- WHAT THE TASK ASKS:
Skip the images and copy each record exactly as written.

Data records

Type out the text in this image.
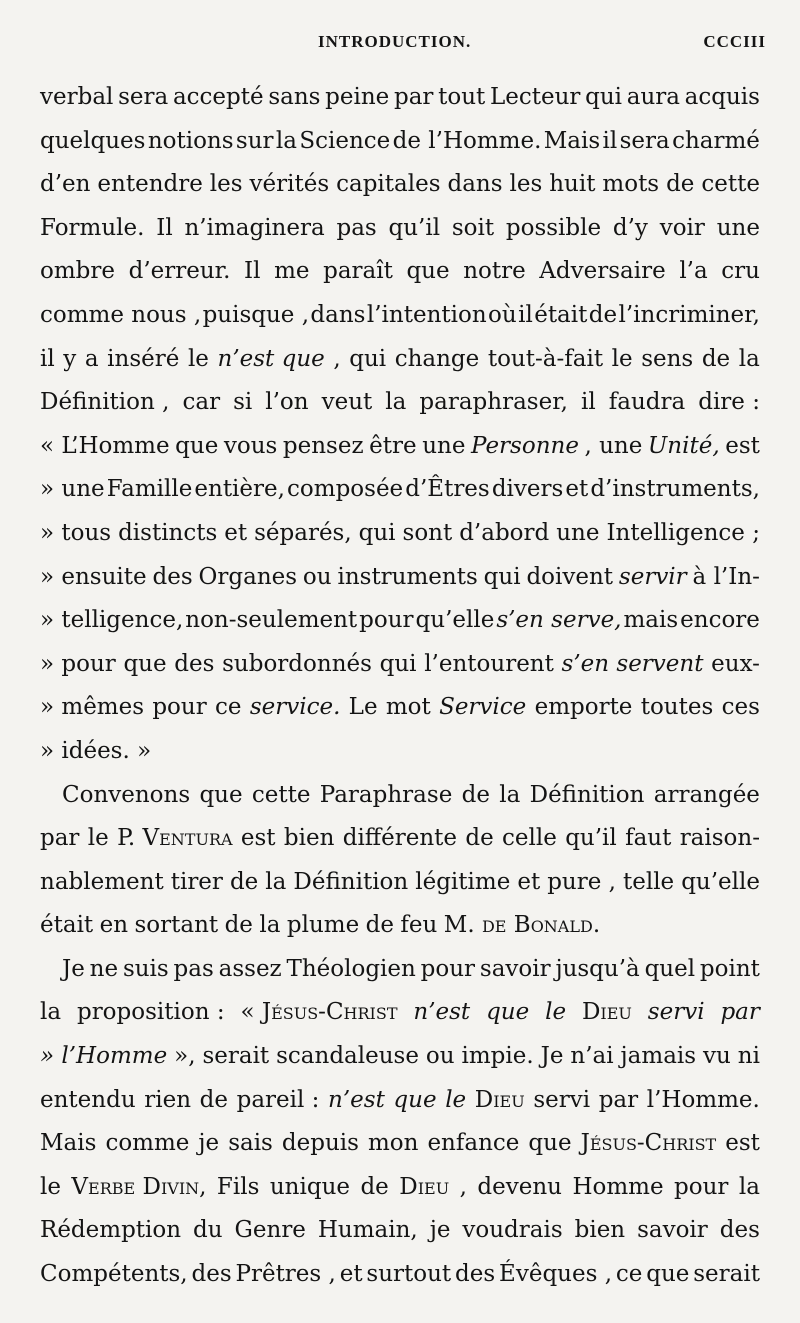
INTRODUCTION.	CCCIII
verbal sera accepté sans peine par tout Lecteur qui aura acquis
quelques notions sur la Science de l’Homme. Mais il sera charmé
d’en entendre les vérités capitales dans les huit mots de cette
Formule. Il n’imaginera pas qu’il soit possible d’y voir une
ombre d’erreur. Il me paraît que notre Adversaire l’a cru
comme nous , puisque , dans l’intention où il était de l’incriminer,
il y a inséré le n’est que , qui change tout-à-fait le sens de la
Définition , car si l’on veut la paraphraser, il faudra dire :
« L’Homme que vous pensez être une Personne , une Unité, est
» une Famille entière, composée d’Êtres divers et d’instruments,
» tous distincts et séparés, qui sont d’abord une Intelligence ;
» ensuite des Organes ou instruments qui doivent servir à l’In-
» telligence, non-seulement pour qu’elle s’en serve, mais encore
» pour que des subordonnés qui l’entourent s’en servent eux-
» mêmes pour ce service. Le mot Service emporte toutes ces
» idées. »
Convenons que cette Paraphrase de la Définition arrangée
par le P. Ventura est bien différente de celle qu’il faut raison-
nablement tirer de la Définition légitime et pure , telle qu’elle
était en sortant de la plume de feu M. de Bonald.
Je ne suis pas assez Théologien pour savoir jusqu’à quel point
la proposition : « Jésus-Christ n’est que le Dieu servi par
» l’Homme », serait scandaleuse ou impie. Je n’ai jamais vu ni
entendu rien de pareil : n’est que le Dieu servi par l’Homme.
Mais comme je sais depuis mon enfance que Jésus-Christ est
le Verbe Divin, Fils unique de Dieu , devenu Homme pour la
Rédemption du Genre Humain, je voudrais bien savoir des
Compétents, des Prêtres , et surtout des Évêques , ce que serait
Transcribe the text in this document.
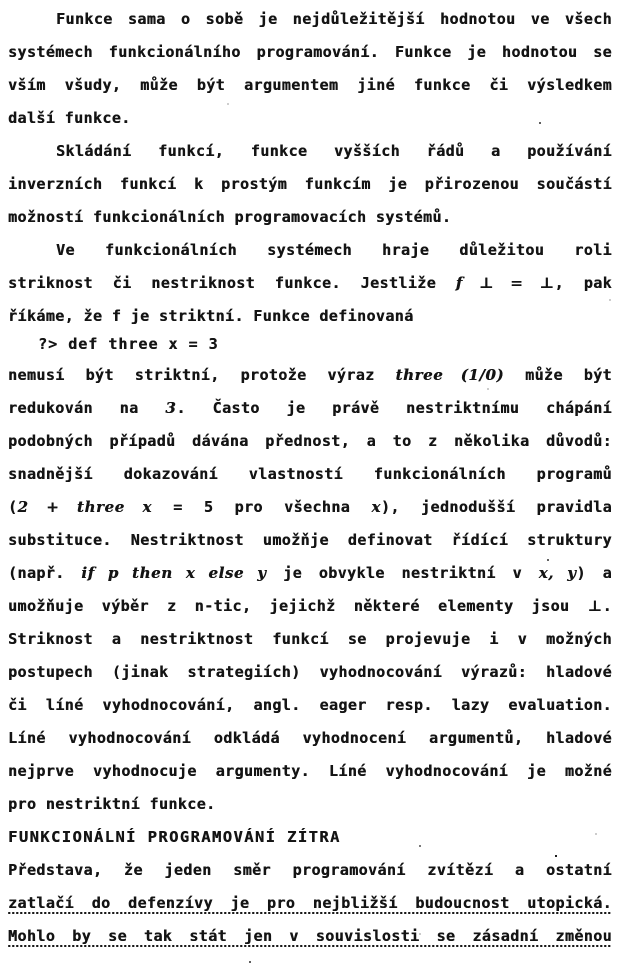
Funkce sama o sobě je nejdůležitější hodnotou ve všech
systémech funkcionálního programování. Funkce je hodnotou se
vším všudy, může být argumentem jiné funkce či výsledkem
další funkce.
Skládání funkcí, funkce vyšších řádů a používání
inverzních funkcí k prostým funkcím je přirozenou součástí
možností funkcionálních programovacích systémů.
Ve funkcionálních systémech hraje důležitou roli
striknost či nestriknost funkce. Jestliže f ⊥ = ⊥, pak
říkáme, že f je striktní. Funkce definovaná
?> def three x = 3
nemusí být striktní, protože výraz three (1/0) může být
redukován na 3. Často je právě nestriktnímu chápání
podobných případů dávána přednost, a to z několika důvodů:
snadnější dokazování vlastností funkcionálních programů
(2 + three x = 5 pro všechna x), jednodušší pravidla
substituce. Nestriktnost umožňje definovat řídící struktury
(např. if p then x else y je obvykle nestriktní v x, y) a
umožňuje výběr z n-tic, jejichž některé elementy jsou ⊥.
Striknost a nestriktnost funkcí se projevuje i v možných
postupech (jinak strategiích) vyhodnocování výrazů: hladové
či líné vyhodnocování, angl. eager resp. lazy evaluation.
Líné vyhodnocování odkládá vyhodnocení argumentů, hladové
nejprve vyhodnocuje argumenty. Líné vyhodnocování je možné
pro nestriktní funkce.
FUNKCIONÁLNÍ PROGRAMOVÁNÍ ZÍTRA
Představa, že jeden směr programování zvítězí a ostatní
zatlačí do defenzívy je pro nejbližší budoucnost utopická.
Mohlo by se tak stát jen v souvislosti se zásadní změnou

- RESPONSE TO THE EXERCISE:
Type out the text in this image.
INTRODUCTION.	CCCIII
verbal sera accepté sans peine par tout Lecteur qui aura acquis
quelques notions sur la Science de l’Homme. Mais il sera charmé
d’en entendre les vérités capitales dans les huit mots de cette
Formule. Il n’imaginera pas qu’il soit possible d’y voir une
ombre d’erreur. Il me paraît que notre Adversaire l’a cru
comme nous , puisque , dans l’intention où il était de l’incriminer,
il y a inséré le n’est que , qui change tout-à-fait le sens de la
Définition , car si l’on veut la paraphraser, il faudra dire :
« L’Homme que vous pensez être une Personne , une Unité, est
» une Famille entière, composée d’Êtres divers et d’instruments,
» tous distincts et séparés, qui sont d’abord une Intelligence ;
» ensuite des Organes ou instruments qui doivent servir à l’In-
» telligence, non-seulement pour qu’elle s’en serve, mais encore
» pour que des subordonnés qui l’entourent s’en servent eux-
» mêmes pour ce service. Le mot Service emporte toutes ces
» idées. »
Convenons que cette Paraphrase de la Définition arrangée
par le P. Ventura est bien différente de celle qu’il faut raison-
nablement tirer de la Définition légitime et pure , telle qu’elle
était en sortant de la plume de feu M. de Bonald.
Je ne suis pas assez Théologien pour savoir jusqu’à quel point
la proposition : « Jésus-Christ n’est que le Dieu servi par
» l’Homme », serait scandaleuse ou impie. Je n’ai jamais vu ni
entendu rien de pareil : n’est que le Dieu servi par l’Homme.
Mais comme je sais depuis mon enfance que Jésus-Christ est
le Verbe Divin, Fils unique de Dieu , devenu Homme pour la
Rédemption du Genre Humain, je voudrais bien savoir des
Compétents, des Prêtres , et surtout des Évêques , ce que serait
Transcribe the text in this document.
Funkce sama o sobě je nejdůležitější hodnotou ve všech
systémech funkcionálního programování. Funkce je hodnotou se
vším všudy, může být argumentem jiné funkce či výsledkem
další funkce.
Skládání funkcí, funkce vyšších řádů a používání
inverzních funkcí k prostým funkcím je přirozenou součástí
možností funkcionálních programovacích systémů.
Ve funkcionálních systémech hraje důležitou roli
striknost či nestriknost funkce. Jestliže f ⊥ = ⊥, pak
říkáme, že f je striktní. Funkce definovaná
?> def three x = 3
nemusí být striktní, protože výraz three (1/0) může být
redukován na 3. Často je právě nestriktnímu chápání
podobných případů dávána přednost, a to z několika důvodů:
snadnější dokazování vlastností funkcionálních programů
(2 + three x = 5 pro všechna x), jednodušší pravidla
substituce. Nestriktnost umožňje definovat řídící struktury
(např. if p then x else y je obvykle nestriktní v x, y) a
umožňuje výběr z n-tic, jejichž některé elementy jsou ⊥.
Striknost a nestriktnost funkcí se projevuje i v možných
postupech (jinak strategiích) vyhodnocování výrazů: hladové
či líné vyhodnocování, angl. eager resp. lazy evaluation.
Líné vyhodnocování odkládá vyhodnocení argumentů, hladové
nejprve vyhodnocuje argumenty. Líné vyhodnocování je možné
pro nestriktní funkce.
FUNKCIONÁLNÍ PROGRAMOVÁNÍ ZÍTRA
Představa, že jeden směr programování zvítězí a ostatní
zatlačí do defenzívy je pro nejbližší budoucnost utopická.
Mohlo by se tak stát jen v souvislosti se zásadní změnou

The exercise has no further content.